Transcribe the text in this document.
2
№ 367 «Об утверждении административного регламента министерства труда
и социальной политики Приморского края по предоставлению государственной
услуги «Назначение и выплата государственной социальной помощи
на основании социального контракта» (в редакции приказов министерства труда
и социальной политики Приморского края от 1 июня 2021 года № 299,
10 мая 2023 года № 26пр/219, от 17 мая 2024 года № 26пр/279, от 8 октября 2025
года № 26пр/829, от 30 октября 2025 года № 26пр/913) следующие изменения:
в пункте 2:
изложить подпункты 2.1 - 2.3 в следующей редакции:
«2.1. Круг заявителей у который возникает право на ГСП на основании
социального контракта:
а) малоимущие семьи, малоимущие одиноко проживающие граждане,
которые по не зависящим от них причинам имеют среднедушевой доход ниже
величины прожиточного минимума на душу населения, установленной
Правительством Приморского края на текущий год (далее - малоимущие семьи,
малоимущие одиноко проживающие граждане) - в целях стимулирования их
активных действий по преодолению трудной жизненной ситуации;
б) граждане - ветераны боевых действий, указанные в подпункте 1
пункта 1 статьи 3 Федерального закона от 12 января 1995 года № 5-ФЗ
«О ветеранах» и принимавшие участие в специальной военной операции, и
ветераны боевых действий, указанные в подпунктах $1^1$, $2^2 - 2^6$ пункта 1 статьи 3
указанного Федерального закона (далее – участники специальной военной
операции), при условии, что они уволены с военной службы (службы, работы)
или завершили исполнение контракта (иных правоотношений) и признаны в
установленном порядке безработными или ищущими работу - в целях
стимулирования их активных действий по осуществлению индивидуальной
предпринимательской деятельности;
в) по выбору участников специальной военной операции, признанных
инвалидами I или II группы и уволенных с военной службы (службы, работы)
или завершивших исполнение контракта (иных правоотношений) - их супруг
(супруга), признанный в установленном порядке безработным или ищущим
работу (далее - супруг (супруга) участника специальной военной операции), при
--
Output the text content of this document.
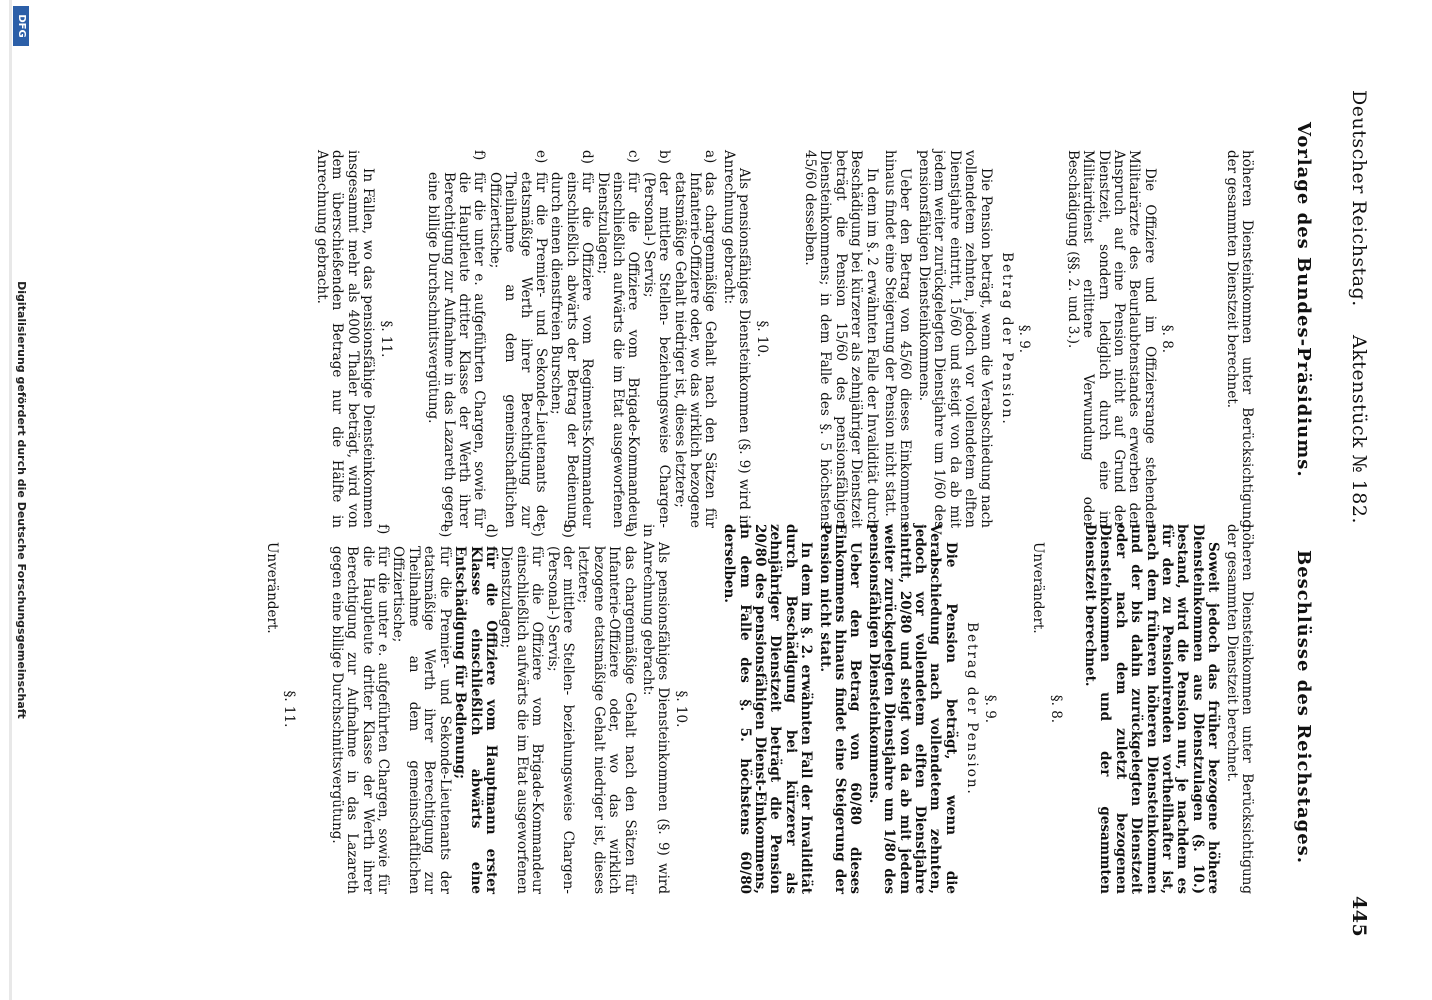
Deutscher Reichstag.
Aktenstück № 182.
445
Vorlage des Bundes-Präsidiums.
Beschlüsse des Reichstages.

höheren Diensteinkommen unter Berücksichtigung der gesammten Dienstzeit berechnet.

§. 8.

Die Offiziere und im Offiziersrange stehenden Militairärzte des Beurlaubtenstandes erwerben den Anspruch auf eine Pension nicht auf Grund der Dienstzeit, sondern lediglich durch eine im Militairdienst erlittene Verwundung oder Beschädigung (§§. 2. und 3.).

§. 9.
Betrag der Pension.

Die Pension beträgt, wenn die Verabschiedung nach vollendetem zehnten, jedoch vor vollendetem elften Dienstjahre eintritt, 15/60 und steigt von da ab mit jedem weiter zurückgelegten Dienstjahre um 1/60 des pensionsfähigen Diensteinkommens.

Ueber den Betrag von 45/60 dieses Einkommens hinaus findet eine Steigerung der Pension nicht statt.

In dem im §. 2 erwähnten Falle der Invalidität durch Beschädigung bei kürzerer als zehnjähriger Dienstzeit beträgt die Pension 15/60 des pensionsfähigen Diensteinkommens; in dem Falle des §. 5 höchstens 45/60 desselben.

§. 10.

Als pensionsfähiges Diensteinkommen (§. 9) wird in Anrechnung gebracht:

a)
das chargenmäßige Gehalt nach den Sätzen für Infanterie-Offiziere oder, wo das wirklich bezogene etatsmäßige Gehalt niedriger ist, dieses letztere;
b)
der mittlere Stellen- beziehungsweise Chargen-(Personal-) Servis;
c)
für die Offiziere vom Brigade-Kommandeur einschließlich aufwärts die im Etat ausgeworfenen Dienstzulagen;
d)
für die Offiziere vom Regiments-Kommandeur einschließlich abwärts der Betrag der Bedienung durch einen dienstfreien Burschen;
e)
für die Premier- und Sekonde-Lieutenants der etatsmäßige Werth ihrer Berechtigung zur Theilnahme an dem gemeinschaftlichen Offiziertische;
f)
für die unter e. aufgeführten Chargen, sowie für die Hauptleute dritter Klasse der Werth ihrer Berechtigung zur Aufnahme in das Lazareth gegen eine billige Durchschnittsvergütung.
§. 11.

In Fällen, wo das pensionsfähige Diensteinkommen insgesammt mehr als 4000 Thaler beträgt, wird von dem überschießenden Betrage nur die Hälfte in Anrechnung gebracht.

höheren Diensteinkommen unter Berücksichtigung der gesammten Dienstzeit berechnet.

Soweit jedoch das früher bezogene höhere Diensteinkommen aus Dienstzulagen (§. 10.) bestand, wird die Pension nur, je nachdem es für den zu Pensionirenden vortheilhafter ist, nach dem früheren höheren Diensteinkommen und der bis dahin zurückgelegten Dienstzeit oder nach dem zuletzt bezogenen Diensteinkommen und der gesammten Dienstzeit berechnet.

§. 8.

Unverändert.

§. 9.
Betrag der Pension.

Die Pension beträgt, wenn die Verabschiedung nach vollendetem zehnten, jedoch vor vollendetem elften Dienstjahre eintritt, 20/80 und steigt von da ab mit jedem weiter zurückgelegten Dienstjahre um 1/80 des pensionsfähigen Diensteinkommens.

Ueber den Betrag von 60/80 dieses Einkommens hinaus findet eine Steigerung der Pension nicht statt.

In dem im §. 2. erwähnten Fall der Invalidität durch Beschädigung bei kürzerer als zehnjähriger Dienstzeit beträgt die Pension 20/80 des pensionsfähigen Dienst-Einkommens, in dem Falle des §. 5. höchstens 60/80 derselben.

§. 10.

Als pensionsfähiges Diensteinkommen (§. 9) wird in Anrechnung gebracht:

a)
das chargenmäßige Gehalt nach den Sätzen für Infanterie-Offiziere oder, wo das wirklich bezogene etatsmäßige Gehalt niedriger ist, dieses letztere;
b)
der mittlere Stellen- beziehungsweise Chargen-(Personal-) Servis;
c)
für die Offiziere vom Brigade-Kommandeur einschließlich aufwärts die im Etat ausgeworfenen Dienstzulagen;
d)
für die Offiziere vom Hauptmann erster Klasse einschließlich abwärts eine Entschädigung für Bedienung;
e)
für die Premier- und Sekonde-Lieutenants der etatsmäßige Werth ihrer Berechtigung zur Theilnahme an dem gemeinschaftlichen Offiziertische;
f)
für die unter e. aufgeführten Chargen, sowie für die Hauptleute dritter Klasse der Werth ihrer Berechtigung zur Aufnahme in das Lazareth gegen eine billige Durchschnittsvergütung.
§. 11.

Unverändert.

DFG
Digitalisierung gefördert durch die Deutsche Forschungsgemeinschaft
...
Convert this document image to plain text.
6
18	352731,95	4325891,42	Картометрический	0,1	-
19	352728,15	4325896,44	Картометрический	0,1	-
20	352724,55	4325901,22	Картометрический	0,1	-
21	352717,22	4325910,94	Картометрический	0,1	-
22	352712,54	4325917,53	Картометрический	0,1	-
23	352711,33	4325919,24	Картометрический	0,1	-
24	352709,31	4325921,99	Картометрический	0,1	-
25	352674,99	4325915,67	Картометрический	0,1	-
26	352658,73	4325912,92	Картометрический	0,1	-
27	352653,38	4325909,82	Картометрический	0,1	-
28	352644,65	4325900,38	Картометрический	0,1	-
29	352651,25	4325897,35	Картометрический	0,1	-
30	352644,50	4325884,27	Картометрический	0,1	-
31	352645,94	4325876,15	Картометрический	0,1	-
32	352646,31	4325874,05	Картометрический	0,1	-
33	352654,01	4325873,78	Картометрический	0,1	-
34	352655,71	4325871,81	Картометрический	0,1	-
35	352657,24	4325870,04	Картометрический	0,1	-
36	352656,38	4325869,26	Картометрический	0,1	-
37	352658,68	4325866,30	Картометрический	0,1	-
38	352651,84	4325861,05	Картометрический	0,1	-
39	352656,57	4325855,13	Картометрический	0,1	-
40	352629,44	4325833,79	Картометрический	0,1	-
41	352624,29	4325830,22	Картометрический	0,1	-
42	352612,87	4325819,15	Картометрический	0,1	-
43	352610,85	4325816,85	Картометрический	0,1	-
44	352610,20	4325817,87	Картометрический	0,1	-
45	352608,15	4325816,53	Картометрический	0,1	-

* Set exercise *
In the records above, how many lines include "основании"? Give that number and nothing more.

* Answer to this exercise *
2